In the records below, find the line containing "Transcribe this image's"; copy exactly that line and all lines after it to the end, and nothing else.

▶ [TASK DATA]:
BEGIN
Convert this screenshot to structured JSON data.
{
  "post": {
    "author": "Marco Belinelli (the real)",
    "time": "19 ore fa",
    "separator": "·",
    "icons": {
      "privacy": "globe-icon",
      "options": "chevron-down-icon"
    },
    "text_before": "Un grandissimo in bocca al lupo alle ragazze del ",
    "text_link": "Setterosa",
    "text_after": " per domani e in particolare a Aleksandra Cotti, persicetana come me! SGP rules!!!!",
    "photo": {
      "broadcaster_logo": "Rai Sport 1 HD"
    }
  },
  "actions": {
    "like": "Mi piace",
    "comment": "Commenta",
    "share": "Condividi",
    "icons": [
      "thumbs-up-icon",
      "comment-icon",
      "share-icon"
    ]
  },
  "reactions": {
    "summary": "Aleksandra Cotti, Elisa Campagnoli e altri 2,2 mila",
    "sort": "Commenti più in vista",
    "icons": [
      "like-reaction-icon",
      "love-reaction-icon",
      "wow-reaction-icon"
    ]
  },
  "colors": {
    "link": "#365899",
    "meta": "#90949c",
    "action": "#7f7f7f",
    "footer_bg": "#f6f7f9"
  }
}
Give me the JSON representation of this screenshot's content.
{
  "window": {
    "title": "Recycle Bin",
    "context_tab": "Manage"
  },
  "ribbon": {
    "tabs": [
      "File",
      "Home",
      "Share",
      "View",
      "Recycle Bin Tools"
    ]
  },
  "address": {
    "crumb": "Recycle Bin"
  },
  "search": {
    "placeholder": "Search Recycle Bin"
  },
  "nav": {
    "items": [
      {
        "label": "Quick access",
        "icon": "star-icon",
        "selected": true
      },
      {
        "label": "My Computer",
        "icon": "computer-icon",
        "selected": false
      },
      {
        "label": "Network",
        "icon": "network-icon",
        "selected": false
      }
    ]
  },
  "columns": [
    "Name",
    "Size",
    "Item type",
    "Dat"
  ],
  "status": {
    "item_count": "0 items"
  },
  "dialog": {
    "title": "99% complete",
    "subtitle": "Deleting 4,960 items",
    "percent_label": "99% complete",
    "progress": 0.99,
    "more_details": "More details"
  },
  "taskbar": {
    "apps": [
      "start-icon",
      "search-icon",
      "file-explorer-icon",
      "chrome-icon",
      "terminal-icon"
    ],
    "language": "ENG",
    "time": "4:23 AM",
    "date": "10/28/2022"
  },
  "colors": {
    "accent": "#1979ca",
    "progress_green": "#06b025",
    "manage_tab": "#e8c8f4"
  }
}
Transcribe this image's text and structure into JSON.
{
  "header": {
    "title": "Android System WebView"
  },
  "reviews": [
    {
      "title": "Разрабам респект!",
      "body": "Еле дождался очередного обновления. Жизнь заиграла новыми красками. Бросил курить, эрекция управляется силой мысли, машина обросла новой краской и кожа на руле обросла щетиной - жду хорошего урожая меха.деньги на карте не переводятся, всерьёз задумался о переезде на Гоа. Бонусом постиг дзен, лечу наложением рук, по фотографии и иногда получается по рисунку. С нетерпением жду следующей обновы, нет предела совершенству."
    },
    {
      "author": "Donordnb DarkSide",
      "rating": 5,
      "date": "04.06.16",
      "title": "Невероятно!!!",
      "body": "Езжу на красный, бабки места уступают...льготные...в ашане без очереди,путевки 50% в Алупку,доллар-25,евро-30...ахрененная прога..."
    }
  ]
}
END
▶ [THE RESULT]:
Transcribe this image's text and structure into JSON.
{
  "header": {
    "title": "Android System WebView"
  },
  "reviews": [
    {
      "title": "Разрабам респект!",
      "body": "Еле дождался очередного обновления. Жизнь заиграла новыми красками. Бросил курить, эрекция управляется силой мысли, машина обросла новой краской и кожа на руле обросла щетиной - жду хорошего урожая меха.деньги на карте не переводятся, всерьёз задумался о переезде на Гоа. Бонусом постиг дзен, лечу наложением рук, по фотографии и иногда получается по рисунку. С нетерпением жду следующей обновы, нет предела совершенству."
    },
    {
      "author": "Donordnb DarkSide",
      "rating": 5,
      "date": "04.06.16",
      "title": "Невероятно!!!",
      "body": "Езжу на красный, бабки места уступают...льготные...в ашане без очереди,путевки 50% в Алупку,доллар-25,евро-30...ахрененная прога..."
    }
  ]
}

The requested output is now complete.